--- BEGIN Information given ---

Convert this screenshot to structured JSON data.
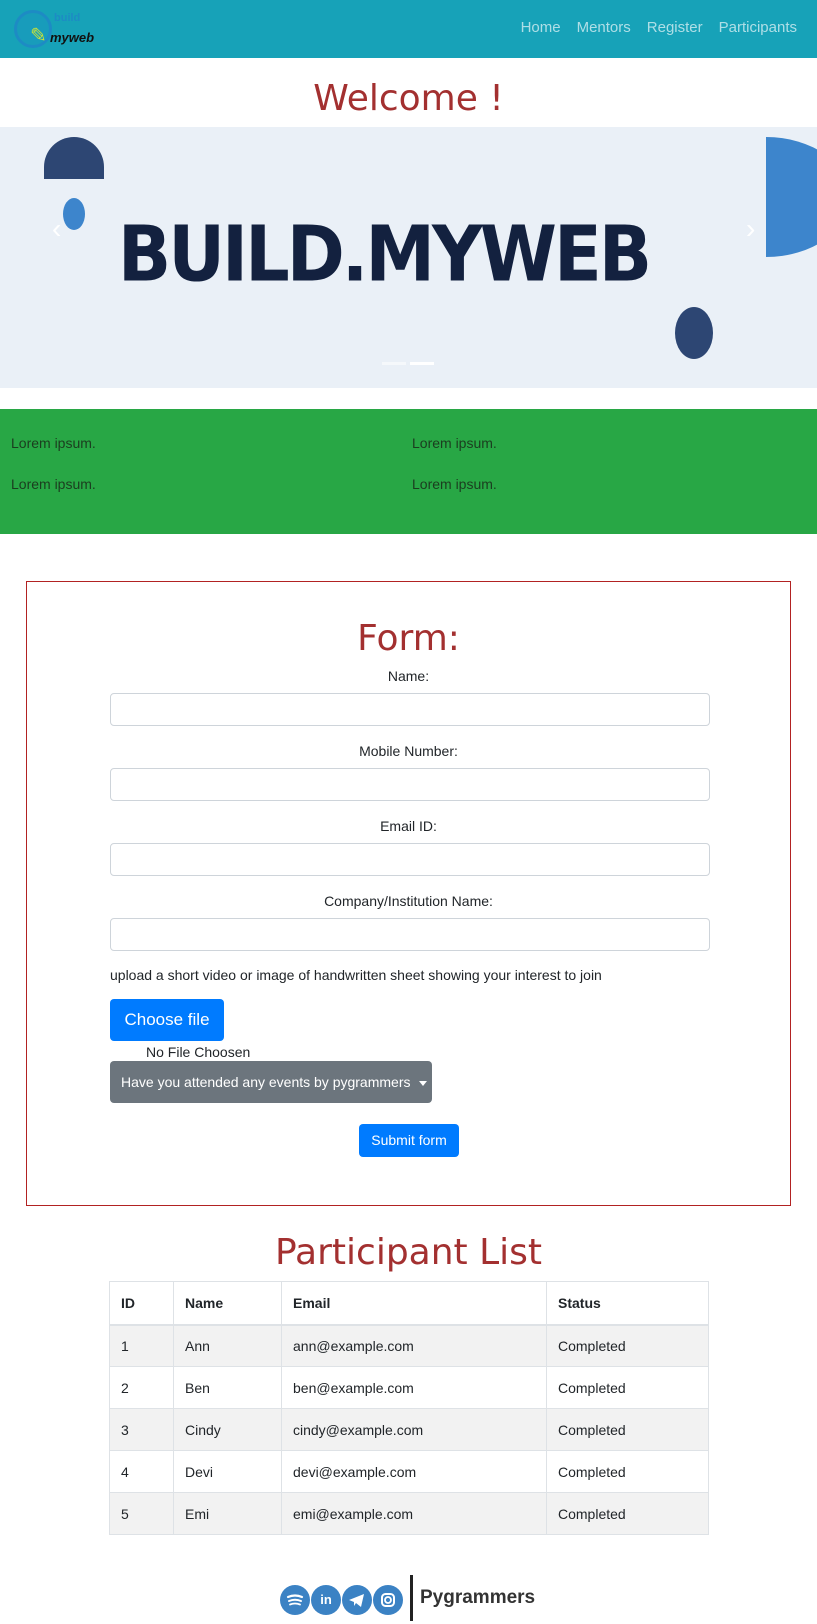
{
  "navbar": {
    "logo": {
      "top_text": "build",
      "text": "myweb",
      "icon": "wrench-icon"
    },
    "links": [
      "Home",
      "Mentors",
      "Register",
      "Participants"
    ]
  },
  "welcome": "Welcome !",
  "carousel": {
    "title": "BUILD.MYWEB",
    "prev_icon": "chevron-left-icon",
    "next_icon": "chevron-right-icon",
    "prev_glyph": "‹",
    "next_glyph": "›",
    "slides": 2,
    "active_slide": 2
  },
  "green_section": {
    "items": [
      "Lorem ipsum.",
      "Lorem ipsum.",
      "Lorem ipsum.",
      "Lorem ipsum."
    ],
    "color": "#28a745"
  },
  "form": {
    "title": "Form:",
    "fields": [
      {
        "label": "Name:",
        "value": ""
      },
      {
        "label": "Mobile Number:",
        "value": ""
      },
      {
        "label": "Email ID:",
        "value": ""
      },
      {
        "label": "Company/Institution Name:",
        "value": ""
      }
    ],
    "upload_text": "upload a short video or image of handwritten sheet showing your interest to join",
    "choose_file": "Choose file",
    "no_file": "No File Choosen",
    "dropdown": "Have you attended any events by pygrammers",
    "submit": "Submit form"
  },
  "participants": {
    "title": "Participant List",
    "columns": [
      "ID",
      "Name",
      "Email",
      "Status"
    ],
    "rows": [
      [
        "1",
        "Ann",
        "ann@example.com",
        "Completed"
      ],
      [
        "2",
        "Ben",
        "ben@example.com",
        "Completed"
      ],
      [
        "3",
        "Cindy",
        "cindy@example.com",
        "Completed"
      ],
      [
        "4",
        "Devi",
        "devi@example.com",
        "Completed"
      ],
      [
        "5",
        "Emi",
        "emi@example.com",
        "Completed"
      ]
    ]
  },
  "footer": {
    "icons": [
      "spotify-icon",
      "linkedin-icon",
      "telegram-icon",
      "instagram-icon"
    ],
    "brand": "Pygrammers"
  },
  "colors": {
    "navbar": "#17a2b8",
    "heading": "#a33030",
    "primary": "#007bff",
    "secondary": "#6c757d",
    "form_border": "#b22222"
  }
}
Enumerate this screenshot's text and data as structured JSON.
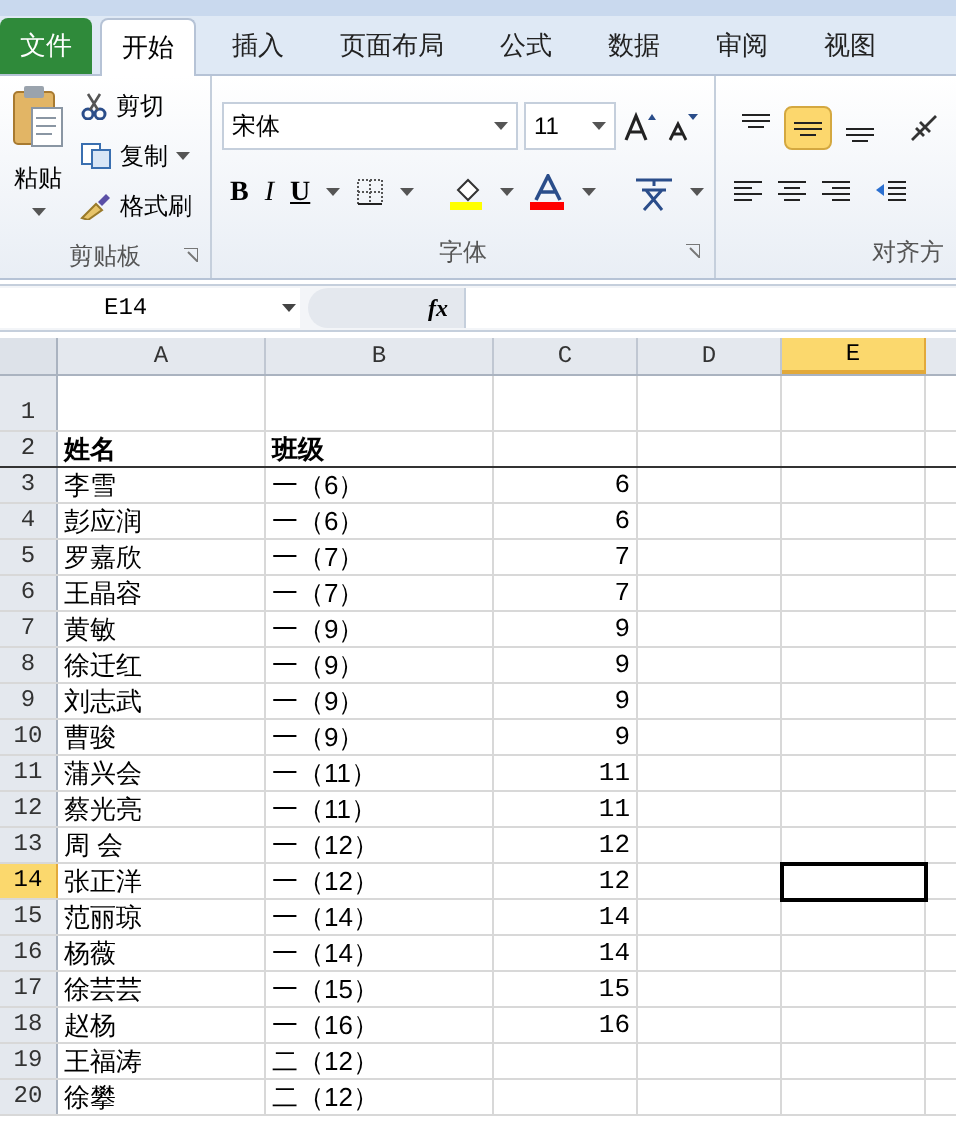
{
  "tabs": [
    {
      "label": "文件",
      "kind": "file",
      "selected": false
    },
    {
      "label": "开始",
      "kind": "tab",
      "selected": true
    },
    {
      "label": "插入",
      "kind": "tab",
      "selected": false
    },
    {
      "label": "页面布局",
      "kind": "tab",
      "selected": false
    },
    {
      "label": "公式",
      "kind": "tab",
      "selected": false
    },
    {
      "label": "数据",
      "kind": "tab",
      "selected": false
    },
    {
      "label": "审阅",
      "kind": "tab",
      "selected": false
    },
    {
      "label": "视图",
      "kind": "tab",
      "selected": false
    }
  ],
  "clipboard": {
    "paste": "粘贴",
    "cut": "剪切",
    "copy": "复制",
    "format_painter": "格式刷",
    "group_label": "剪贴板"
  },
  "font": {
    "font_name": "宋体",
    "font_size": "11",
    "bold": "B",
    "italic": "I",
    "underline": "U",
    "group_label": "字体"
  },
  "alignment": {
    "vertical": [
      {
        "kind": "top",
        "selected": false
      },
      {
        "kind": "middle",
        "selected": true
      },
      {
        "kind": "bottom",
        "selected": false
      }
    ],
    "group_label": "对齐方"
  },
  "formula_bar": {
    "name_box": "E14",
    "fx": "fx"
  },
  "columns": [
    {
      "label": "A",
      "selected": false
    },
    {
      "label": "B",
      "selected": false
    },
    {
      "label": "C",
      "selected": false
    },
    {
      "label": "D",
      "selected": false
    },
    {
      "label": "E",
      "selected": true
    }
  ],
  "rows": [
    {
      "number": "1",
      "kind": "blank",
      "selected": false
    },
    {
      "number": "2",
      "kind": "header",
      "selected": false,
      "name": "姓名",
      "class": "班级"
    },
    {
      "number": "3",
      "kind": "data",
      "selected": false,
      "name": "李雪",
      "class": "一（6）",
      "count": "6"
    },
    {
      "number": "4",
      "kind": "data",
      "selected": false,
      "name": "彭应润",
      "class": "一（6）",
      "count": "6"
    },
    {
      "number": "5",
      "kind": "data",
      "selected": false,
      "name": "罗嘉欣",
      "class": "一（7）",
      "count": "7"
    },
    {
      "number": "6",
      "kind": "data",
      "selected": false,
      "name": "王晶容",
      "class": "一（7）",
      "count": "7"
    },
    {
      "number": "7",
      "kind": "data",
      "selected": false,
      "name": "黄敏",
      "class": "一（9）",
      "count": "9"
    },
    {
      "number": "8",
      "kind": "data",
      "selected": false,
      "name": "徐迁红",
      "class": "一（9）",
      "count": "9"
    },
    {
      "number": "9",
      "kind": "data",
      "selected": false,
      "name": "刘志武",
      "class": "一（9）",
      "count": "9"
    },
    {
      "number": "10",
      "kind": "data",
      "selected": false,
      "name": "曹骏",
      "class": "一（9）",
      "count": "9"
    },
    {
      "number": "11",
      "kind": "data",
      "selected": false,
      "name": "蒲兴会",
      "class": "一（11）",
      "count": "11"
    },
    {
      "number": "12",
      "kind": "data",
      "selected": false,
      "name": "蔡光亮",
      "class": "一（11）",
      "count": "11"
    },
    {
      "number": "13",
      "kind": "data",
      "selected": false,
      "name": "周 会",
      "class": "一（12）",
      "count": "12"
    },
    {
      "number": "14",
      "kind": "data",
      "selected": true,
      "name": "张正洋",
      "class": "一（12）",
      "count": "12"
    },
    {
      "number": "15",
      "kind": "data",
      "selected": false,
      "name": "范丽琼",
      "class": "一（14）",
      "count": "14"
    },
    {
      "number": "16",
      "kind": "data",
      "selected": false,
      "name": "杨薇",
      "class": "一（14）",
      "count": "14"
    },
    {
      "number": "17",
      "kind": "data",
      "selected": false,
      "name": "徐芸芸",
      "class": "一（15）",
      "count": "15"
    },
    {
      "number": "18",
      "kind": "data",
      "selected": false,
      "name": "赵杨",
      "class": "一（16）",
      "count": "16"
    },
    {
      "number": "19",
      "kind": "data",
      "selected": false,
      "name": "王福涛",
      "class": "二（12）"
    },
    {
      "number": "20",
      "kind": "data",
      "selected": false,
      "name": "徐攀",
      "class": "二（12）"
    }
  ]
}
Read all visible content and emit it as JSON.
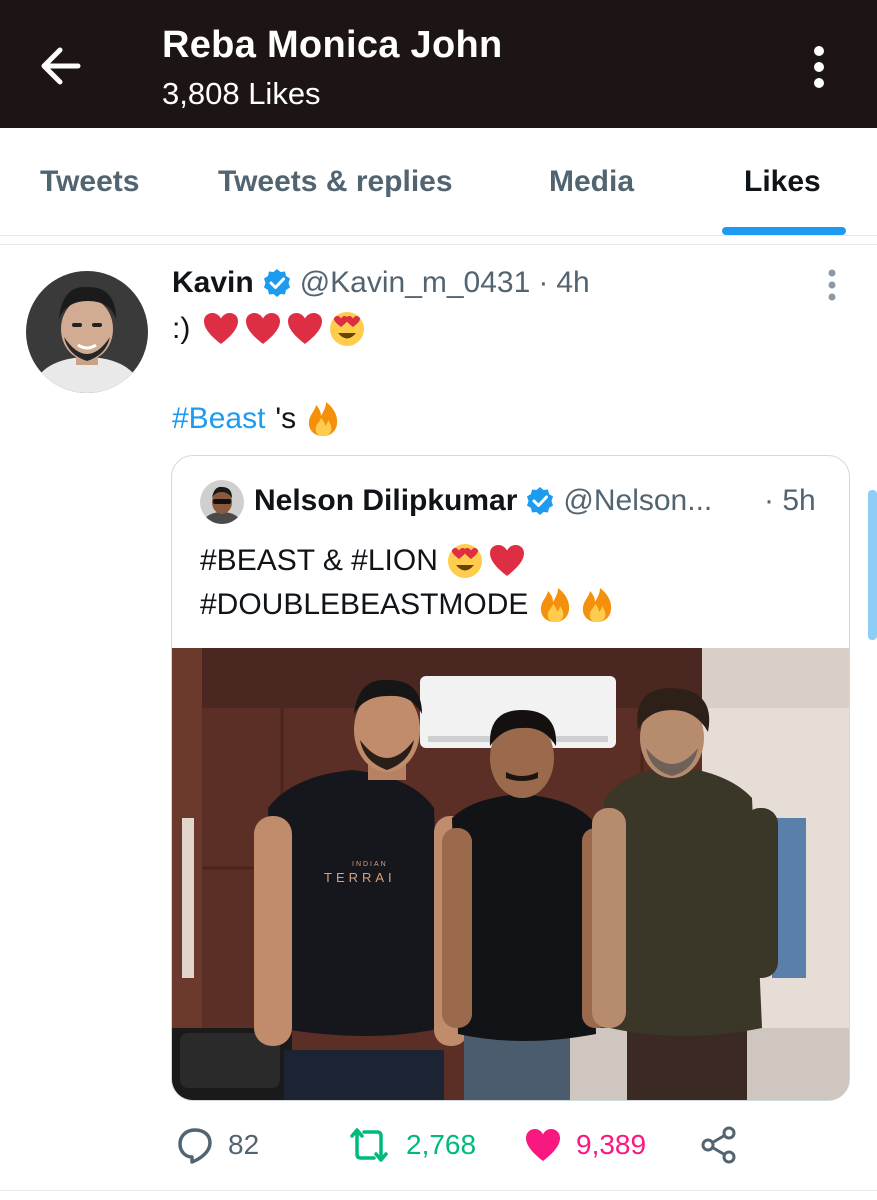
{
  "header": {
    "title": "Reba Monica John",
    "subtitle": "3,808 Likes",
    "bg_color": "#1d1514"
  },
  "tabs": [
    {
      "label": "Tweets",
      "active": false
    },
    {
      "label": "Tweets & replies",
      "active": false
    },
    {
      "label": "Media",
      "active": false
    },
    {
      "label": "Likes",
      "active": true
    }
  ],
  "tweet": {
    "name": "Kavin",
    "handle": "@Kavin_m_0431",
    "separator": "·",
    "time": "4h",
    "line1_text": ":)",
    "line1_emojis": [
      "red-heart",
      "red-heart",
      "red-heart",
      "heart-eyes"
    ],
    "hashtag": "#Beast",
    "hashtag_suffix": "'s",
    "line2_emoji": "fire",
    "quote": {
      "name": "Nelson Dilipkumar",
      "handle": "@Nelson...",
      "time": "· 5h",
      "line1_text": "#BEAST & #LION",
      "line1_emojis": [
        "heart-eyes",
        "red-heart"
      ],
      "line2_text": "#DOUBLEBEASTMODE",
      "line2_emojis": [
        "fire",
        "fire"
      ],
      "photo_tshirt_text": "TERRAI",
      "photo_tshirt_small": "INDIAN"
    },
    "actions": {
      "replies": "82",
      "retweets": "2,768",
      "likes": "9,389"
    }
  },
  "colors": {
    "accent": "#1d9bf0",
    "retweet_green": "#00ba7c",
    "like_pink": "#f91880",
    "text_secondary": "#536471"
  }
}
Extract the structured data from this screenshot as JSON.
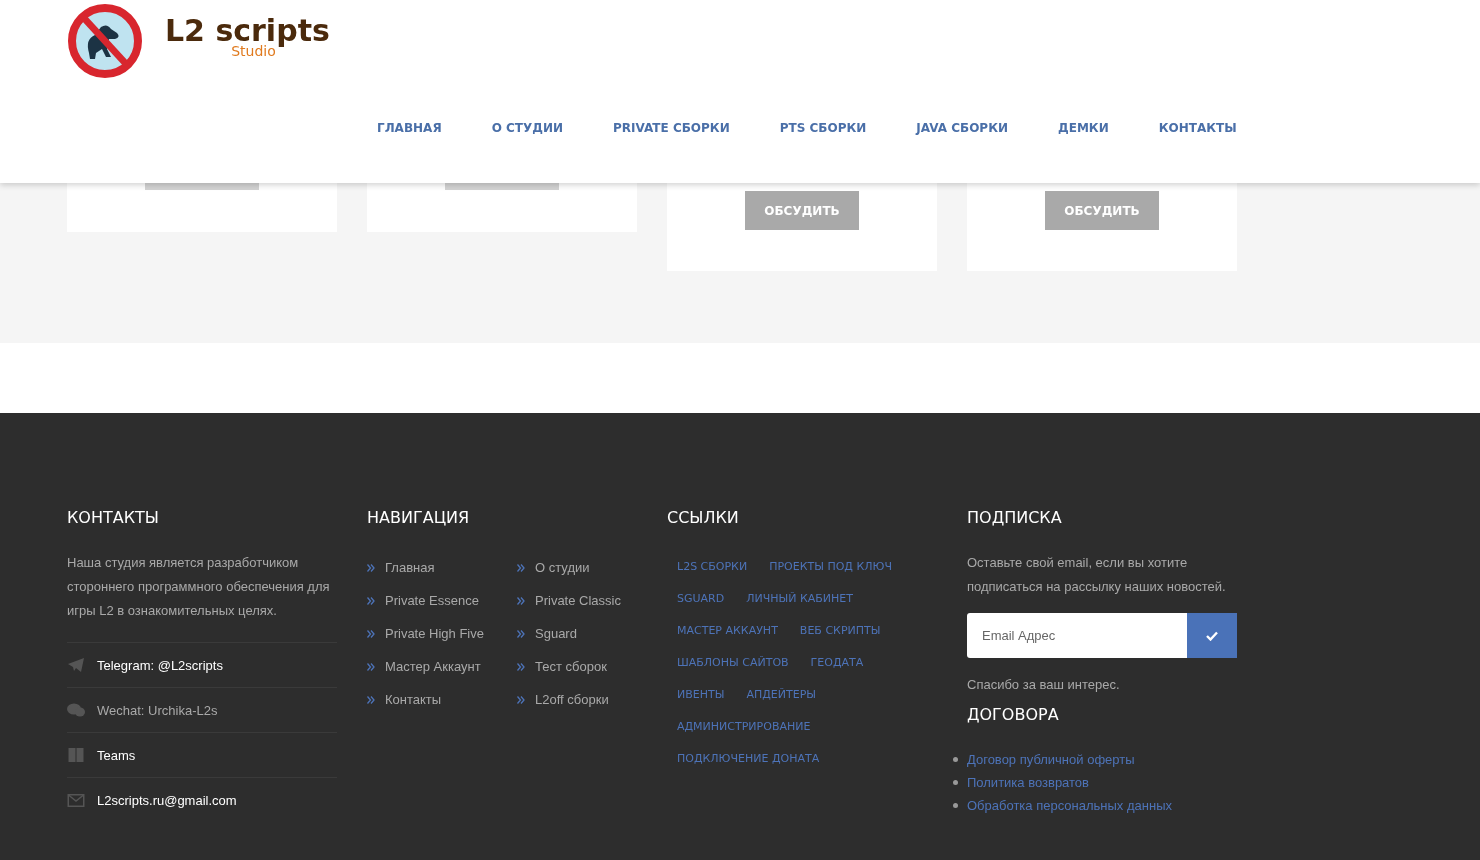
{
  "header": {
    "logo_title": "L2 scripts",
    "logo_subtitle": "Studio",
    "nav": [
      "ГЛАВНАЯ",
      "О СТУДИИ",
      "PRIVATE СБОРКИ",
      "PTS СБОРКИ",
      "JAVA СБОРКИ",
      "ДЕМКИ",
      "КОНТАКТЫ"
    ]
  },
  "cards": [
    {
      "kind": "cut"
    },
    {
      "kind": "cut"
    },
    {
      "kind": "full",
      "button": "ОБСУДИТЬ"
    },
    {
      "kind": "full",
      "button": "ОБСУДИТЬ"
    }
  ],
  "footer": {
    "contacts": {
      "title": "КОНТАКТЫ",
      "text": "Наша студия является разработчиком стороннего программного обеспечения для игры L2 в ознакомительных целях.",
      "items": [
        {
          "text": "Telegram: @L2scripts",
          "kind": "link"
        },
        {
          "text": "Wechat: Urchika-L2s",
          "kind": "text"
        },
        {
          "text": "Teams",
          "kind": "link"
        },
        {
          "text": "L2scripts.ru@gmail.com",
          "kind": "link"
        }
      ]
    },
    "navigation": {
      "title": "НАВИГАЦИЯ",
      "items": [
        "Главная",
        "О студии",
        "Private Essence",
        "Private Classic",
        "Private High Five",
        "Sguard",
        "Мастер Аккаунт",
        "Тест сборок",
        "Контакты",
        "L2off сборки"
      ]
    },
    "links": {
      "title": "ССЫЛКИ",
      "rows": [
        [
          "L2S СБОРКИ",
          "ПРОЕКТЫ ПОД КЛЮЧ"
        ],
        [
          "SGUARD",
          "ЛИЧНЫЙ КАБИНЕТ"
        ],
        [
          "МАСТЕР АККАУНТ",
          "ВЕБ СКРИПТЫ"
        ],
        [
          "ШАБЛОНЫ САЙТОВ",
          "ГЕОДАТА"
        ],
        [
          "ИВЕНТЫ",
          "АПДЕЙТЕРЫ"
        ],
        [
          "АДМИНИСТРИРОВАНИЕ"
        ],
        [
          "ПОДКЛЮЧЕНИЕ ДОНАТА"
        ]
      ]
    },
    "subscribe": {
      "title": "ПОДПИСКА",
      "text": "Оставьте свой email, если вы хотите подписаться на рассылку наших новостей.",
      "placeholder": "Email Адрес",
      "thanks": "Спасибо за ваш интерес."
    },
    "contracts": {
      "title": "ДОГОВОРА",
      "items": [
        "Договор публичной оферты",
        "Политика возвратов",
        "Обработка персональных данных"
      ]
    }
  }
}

--- END Information given ---

What is required. Every line that holds the word "true" should be extracted.

Response to this exercise.
      "selected": true
        "selected": true
      "selected": true
      "selected": true,
      "active": true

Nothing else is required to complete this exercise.